THE RECORDS:
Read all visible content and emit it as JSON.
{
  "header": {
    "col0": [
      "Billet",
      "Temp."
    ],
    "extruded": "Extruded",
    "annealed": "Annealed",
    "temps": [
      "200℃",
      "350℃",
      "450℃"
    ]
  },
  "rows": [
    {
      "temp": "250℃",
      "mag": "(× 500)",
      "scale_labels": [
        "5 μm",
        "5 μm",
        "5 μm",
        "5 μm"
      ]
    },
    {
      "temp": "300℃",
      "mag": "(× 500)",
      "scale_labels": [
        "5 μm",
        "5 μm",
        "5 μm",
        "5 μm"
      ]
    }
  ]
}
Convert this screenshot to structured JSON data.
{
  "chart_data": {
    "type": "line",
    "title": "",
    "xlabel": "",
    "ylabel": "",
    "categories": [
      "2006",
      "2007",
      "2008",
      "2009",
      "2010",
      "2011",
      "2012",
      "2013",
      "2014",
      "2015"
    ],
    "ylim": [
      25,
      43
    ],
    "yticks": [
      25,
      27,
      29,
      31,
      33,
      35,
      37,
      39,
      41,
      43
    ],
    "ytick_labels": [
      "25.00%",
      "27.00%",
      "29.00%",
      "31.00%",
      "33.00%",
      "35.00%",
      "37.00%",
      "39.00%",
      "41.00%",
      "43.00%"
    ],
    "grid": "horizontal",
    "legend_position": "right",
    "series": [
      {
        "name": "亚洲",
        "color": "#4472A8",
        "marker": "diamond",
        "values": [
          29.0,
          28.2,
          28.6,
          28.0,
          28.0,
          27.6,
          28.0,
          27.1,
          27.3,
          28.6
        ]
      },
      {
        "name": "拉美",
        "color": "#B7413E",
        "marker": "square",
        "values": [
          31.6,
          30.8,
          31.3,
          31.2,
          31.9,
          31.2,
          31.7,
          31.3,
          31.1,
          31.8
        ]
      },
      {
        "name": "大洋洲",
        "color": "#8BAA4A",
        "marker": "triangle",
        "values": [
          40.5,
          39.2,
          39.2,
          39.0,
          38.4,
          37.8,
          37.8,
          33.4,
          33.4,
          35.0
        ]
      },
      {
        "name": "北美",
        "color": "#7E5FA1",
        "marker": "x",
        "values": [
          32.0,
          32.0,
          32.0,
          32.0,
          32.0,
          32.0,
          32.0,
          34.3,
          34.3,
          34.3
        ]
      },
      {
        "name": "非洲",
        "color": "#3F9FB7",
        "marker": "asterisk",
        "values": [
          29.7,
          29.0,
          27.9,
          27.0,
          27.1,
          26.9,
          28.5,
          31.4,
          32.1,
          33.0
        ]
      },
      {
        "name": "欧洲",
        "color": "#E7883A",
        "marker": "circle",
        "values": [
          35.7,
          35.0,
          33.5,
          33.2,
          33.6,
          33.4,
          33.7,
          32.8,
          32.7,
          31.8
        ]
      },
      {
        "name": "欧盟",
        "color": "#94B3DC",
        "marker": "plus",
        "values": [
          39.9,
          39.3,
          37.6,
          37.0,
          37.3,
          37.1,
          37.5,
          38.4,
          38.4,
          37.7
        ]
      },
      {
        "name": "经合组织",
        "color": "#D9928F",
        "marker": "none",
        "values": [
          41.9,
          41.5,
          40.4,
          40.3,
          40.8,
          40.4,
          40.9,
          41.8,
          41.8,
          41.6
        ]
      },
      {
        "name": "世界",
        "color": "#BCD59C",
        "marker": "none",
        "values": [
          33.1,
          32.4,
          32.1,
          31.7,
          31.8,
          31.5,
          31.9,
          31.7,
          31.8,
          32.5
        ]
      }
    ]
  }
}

STATED TASK: Can you restate every record above word for word?

SOLUTION FOR THIS PROBLEM:
Read all visible content and emit it as JSON.
{
  "header": {
    "col0": [
      "Billet",
      "Temp."
    ],
    "extruded": "Extruded",
    "annealed": "Annealed",
    "temps": [
      "200℃",
      "350℃",
      "450℃"
    ]
  },
  "rows": [
    {
      "temp": "250℃",
      "mag": "(× 500)",
      "scale_labels": [
        "5 μm",
        "5 μm",
        "5 μm",
        "5 μm"
      ]
    },
    {
      "temp": "300℃",
      "mag": "(× 500)",
      "scale_labels": [
        "5 μm",
        "5 μm",
        "5 μm",
        "5 μm"
      ]
    }
  ]
}
Convert this screenshot to structured JSON data.
{
  "chart_data": {
    "type": "line",
    "title": "",
    "xlabel": "",
    "ylabel": "",
    "categories": [
      "2006",
      "2007",
      "2008",
      "2009",
      "2010",
      "2011",
      "2012",
      "2013",
      "2014",
      "2015"
    ],
    "ylim": [
      25,
      43
    ],
    "yticks": [
      25,
      27,
      29,
      31,
      33,
      35,
      37,
      39,
      41,
      43
    ],
    "ytick_labels": [
      "25.00%",
      "27.00%",
      "29.00%",
      "31.00%",
      "33.00%",
      "35.00%",
      "37.00%",
      "39.00%",
      "41.00%",
      "43.00%"
    ],
    "grid": "horizontal",
    "legend_position": "right",
    "series": [
      {
        "name": "亚洲",
        "color": "#4472A8",
        "marker": "diamond",
        "values": [
          29.0,
          28.2,
          28.6,
          28.0,
          28.0,
          27.6,
          28.0,
          27.1,
          27.3,
          28.6
        ]
      },
      {
        "name": "拉美",
        "color": "#B7413E",
        "marker": "square",
        "values": [
          31.6,
          30.8,
          31.3,
          31.2,
          31.9,
          31.2,
          31.7,
          31.3,
          31.1,
          31.8
        ]
      },
      {
        "name": "大洋洲",
        "color": "#8BAA4A",
        "marker": "triangle",
        "values": [
          40.5,
          39.2,
          39.2,
          39.0,
          38.4,
          37.8,
          37.8,
          33.4,
          33.4,
          35.0
        ]
      },
      {
        "name": "北美",
        "color": "#7E5FA1",
        "marker": "x",
        "values": [
          32.0,
          32.0,
          32.0,
          32.0,
          32.0,
          32.0,
          32.0,
          34.3,
          34.3,
          34.3
        ]
      },
      {
        "name": "非洲",
        "color": "#3F9FB7",
        "marker": "asterisk",
        "values": [
          29.7,
          29.0,
          27.9,
          27.0,
          27.1,
          26.9,
          28.5,
          31.4,
          32.1,
          33.0
        ]
      },
      {
        "name": "欧洲",
        "color": "#E7883A",
        "marker": "circle",
        "values": [
          35.7,
          35.0,
          33.5,
          33.2,
          33.6,
          33.4,
          33.7,
          32.8,
          32.7,
          31.8
        ]
      },
      {
        "name": "欧盟",
        "color": "#94B3DC",
        "marker": "plus",
        "values": [
          39.9,
          39.3,
          37.6,
          37.0,
          37.3,
          37.1,
          37.5,
          38.4,
          38.4,
          37.7
        ]
      },
      {
        "name": "经合组织",
        "color": "#D9928F",
        "marker": "none",
        "values": [
          41.9,
          41.5,
          40.4,
          40.3,
          40.8,
          40.4,
          40.9,
          41.8,
          41.8,
          41.6
        ]
      },
      {
        "name": "世界",
        "color": "#BCD59C",
        "marker": "none",
        "values": [
          33.1,
          32.4,
          32.1,
          31.7,
          31.8,
          31.5,
          31.9,
          31.7,
          31.8,
          32.5
        ]
      }
    ]
  }
}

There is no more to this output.